● **Short task**:
Copy out every line of the entry below word for word, but leave the picture out of your answer.

========================================================================

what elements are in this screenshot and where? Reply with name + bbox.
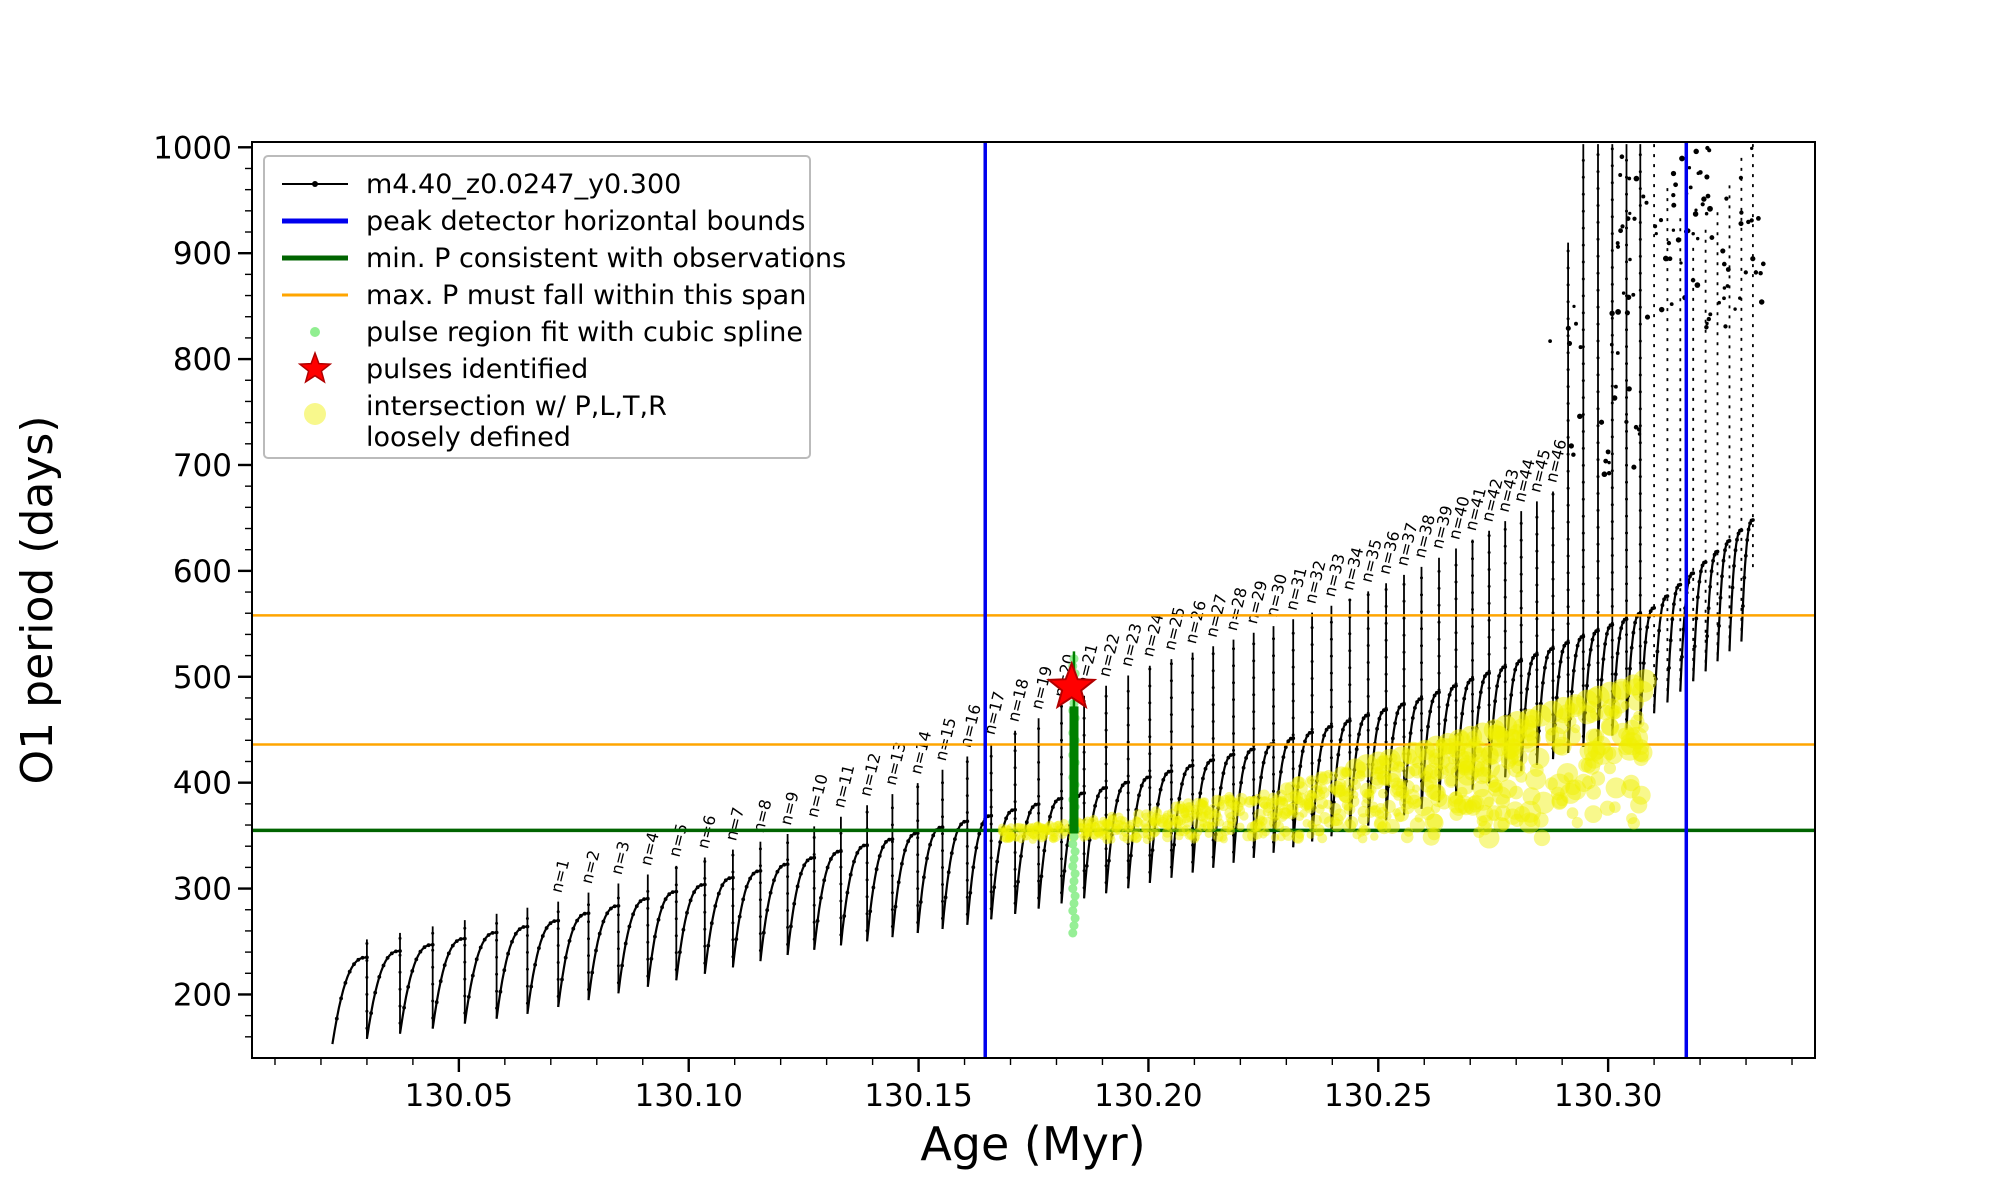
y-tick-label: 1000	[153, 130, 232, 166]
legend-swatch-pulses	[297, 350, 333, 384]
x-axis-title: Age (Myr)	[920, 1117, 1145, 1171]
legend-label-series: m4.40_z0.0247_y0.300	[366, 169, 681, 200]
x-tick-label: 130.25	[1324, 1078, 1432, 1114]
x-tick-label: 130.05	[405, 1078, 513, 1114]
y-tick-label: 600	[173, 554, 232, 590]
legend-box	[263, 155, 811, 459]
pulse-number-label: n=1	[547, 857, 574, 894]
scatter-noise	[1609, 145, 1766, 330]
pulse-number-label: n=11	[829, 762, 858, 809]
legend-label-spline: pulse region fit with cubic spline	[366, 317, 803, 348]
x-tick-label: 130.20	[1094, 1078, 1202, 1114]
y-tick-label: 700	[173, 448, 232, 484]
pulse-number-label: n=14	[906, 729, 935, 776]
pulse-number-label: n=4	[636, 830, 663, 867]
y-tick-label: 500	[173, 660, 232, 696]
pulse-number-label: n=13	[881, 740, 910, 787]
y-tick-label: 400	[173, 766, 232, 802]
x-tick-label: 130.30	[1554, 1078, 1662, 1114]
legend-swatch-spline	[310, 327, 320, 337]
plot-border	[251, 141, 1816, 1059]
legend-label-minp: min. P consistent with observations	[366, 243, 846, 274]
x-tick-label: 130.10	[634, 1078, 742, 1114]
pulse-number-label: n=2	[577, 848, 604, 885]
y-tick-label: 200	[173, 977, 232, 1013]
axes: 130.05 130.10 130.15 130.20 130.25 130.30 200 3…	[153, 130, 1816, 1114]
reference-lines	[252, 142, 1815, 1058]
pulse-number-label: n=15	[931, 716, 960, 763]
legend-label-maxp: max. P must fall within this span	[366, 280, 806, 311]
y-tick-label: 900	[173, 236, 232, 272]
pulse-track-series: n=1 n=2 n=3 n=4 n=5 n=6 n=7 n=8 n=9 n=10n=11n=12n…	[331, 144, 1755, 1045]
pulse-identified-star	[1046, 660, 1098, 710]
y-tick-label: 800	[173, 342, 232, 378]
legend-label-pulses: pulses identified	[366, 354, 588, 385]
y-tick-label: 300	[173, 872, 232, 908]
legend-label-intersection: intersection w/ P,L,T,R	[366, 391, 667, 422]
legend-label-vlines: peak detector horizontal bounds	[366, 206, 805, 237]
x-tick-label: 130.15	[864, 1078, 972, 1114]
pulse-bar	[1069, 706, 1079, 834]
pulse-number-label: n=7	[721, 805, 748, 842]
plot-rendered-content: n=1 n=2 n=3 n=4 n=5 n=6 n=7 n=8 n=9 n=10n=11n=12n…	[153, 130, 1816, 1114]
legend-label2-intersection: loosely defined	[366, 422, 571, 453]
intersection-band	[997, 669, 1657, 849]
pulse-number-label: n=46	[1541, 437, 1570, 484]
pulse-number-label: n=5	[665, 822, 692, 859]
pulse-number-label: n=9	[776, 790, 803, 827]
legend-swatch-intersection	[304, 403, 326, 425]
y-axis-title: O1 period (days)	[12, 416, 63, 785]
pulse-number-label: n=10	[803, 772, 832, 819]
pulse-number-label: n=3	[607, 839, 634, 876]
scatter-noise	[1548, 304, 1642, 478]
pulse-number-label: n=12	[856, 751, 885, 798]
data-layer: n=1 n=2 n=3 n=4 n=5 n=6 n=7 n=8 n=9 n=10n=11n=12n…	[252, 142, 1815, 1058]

========================================================================

● **Result of the exercise**:
what elements are in this screenshot and where? Reply with name + bbox.
y-tick-label: 1000	[153, 130, 232, 166]
legend-swatch-pulses	[297, 350, 333, 384]
x-axis-title: Age (Myr)	[920, 1117, 1145, 1171]
legend-label-series: m4.40_z0.0247_y0.300	[366, 169, 681, 200]
x-tick-label: 130.25	[1324, 1078, 1432, 1114]
x-tick-label: 130.05	[405, 1078, 513, 1114]
y-tick-label: 600	[173, 554, 232, 590]
legend-box	[263, 155, 811, 459]
pulse-number-label: n=1	[547, 857, 574, 894]
scatter-noise	[1609, 145, 1766, 330]
pulse-number-label: n=11	[829, 762, 858, 809]
legend-label-spline: pulse region fit with cubic spline	[366, 317, 803, 348]
x-tick-label: 130.20	[1094, 1078, 1202, 1114]
y-tick-label: 700	[173, 448, 232, 484]
pulse-number-label: n=14	[906, 729, 935, 776]
pulse-number-label: n=4	[636, 830, 663, 867]
y-tick-label: 500	[173, 660, 232, 696]
pulse-number-label: n=13	[881, 740, 910, 787]
y-tick-label: 400	[173, 766, 232, 802]
x-tick-label: 130.30	[1554, 1078, 1662, 1114]
legend-swatch-spline	[310, 327, 320, 337]
plot-border	[251, 141, 1816, 1059]
legend-label-minp: min. P consistent with observations	[366, 243, 846, 274]
x-tick-label: 130.10	[634, 1078, 742, 1114]
pulse-number-label: n=2	[577, 848, 604, 885]
y-tick-label: 200	[173, 977, 232, 1013]
axes: 130.05 130.10 130.15 130.20 130.25 130.30 200 3…	[153, 130, 1816, 1114]
reference-lines	[252, 142, 1815, 1058]
pulse-number-label: n=15	[931, 716, 960, 763]
legend-label-maxp: max. P must fall within this span	[366, 280, 806, 311]
y-tick-label: 900	[173, 236, 232, 272]
pulse-track-series: n=1 n=2 n=3 n=4 n=5 n=6 n=7 n=8 n=9 n=10n=11n=12n…	[331, 144, 1755, 1045]
pulse-identified-star	[1046, 660, 1098, 710]
y-tick-label: 800	[173, 342, 232, 378]
legend-label-pulses: pulses identified	[366, 354, 588, 385]
y-tick-label: 300	[173, 872, 232, 908]
legend-label-intersection: intersection w/ P,L,T,R	[366, 391, 667, 422]
legend-label-vlines: peak detector horizontal bounds	[366, 206, 805, 237]
x-tick-label: 130.15	[864, 1078, 972, 1114]
pulse-bar	[1069, 706, 1079, 834]
pulse-number-label: n=7	[721, 805, 748, 842]
plot-rendered-content: n=1 n=2 n=3 n=4 n=5 n=6 n=7 n=8 n=9 n=10n=11n=12n…	[153, 130, 1816, 1114]
legend-label2-intersection: loosely defined	[366, 422, 571, 453]
intersection-band	[997, 669, 1657, 849]
pulse-number-label: n=46	[1541, 437, 1570, 484]
pulse-number-label: n=5	[665, 822, 692, 859]
pulse-number-label: n=9	[776, 790, 803, 827]
legend-swatch-intersection	[304, 403, 326, 425]
y-axis-title: O1 period (days)	[12, 416, 63, 785]
pulse-number-label: n=10	[803, 772, 832, 819]
pulse-number-label: n=3	[607, 839, 634, 876]
scatter-noise	[1548, 304, 1642, 478]
pulse-number-label: n=12	[856, 751, 885, 798]
data-layer: n=1 n=2 n=3 n=4 n=5 n=6 n=7 n=8 n=9 n=10n=11n=12n…	[252, 142, 1815, 1058]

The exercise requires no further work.